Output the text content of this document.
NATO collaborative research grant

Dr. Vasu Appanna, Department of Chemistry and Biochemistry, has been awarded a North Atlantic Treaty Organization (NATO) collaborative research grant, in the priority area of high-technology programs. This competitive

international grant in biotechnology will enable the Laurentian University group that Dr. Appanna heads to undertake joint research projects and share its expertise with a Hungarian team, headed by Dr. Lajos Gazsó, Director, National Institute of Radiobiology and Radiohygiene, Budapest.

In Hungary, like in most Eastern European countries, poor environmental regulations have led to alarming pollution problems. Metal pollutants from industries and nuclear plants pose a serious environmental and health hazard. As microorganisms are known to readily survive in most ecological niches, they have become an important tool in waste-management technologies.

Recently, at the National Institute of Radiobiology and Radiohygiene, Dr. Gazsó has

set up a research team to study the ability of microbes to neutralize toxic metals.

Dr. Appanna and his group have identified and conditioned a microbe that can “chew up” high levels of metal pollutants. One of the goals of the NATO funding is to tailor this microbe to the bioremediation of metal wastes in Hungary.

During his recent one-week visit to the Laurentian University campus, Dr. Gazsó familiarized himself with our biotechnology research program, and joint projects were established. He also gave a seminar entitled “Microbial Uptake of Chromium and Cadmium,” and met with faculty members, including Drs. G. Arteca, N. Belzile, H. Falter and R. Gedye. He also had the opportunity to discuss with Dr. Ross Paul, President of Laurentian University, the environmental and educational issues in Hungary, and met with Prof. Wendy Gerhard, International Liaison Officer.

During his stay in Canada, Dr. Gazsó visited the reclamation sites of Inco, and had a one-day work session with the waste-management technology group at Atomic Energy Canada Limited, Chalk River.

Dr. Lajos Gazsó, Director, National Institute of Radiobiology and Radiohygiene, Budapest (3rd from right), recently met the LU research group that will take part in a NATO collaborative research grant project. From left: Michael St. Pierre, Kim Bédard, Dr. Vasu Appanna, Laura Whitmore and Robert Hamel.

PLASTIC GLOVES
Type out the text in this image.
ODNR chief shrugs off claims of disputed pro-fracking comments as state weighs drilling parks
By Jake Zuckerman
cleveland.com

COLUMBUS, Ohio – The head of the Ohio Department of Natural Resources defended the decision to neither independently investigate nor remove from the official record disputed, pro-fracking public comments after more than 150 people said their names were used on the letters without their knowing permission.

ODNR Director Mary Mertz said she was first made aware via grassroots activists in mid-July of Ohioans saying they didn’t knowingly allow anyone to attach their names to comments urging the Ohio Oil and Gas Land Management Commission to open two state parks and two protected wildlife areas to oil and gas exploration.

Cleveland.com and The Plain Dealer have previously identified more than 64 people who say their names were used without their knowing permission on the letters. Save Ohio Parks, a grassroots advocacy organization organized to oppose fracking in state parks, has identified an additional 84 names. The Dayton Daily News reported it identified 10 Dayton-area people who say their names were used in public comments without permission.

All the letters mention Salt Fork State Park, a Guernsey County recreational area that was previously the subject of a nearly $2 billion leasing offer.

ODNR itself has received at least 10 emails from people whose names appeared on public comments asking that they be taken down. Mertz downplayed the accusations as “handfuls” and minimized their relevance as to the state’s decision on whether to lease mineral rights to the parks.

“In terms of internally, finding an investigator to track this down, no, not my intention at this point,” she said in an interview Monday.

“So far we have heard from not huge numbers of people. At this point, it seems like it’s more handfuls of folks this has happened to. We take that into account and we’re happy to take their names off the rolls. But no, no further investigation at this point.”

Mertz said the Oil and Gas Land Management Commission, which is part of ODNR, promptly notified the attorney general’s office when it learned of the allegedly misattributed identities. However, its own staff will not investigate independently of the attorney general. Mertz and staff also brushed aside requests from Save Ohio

------------------------------------------------------------

Report how many lines of the data hold the string "Radiohygiene"; give only the number.

REPLY TO THE TASK: 3